-- YOUR OBJECTIVE --
Pictures stay out of your copy, but everything else in the records below must be repeated exactly.

-- Dataset records --
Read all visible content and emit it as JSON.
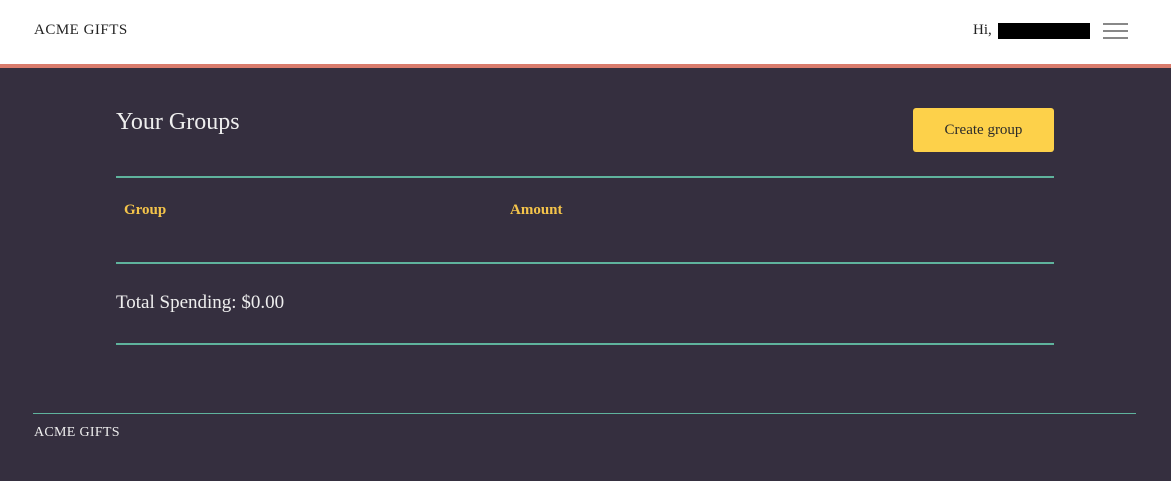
{
  "header": {
    "brand": "ACME GIFTS",
    "greeting_prefix": "Hi,",
    "menu_icon": "hamburger-menu-icon"
  },
  "main": {
    "title": "Your Groups",
    "create_button_label": "Create group",
    "table": {
      "columns": [
        "Group",
        "Amount"
      ],
      "rows": []
    },
    "total_spending": "Total Spending: $0.00"
  },
  "footer": {
    "brand": "ACME GIFTS"
  },
  "colors": {
    "accent_border": "#d97b6c",
    "rule": "#5fb39d",
    "button": "#fdd14a",
    "column_header": "#f4c44a",
    "background": "#352f3f"
  }
}
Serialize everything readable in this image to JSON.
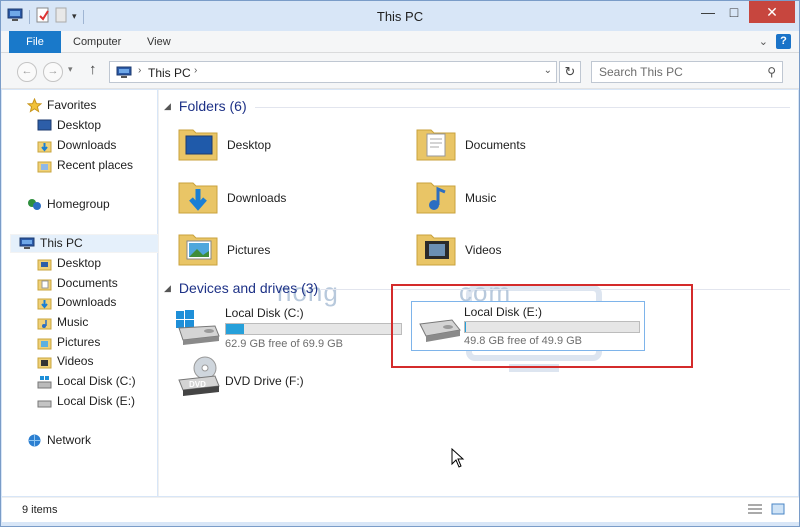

-- RESPONSE TO THE EXERCISE --
Read all visible content and emit it as JSON.
{
  "header": {
    "brand": "ACME GIFTS",
    "greeting_prefix": "Hi,",
    "menu_icon": "hamburger-menu-icon"
  },
  "main": {
    "title": "Your Groups",
    "create_button_label": "Create group",
    "table": {
      "columns": [
        "Group",
        "Amount"
      ],
      "rows": []
    },
    "total_spending": "Total Spending: $0.00"
  },
  "footer": {
    "brand": "ACME GIFTS"
  },
  "colors": {
    "accent_border": "#d97b6c",
    "rule": "#5fb39d",
    "button": "#fdd14a",
    "column_header": "#f4c44a",
    "background": "#352f3f"
  }
}
Serialize everything readable in this image to JSON.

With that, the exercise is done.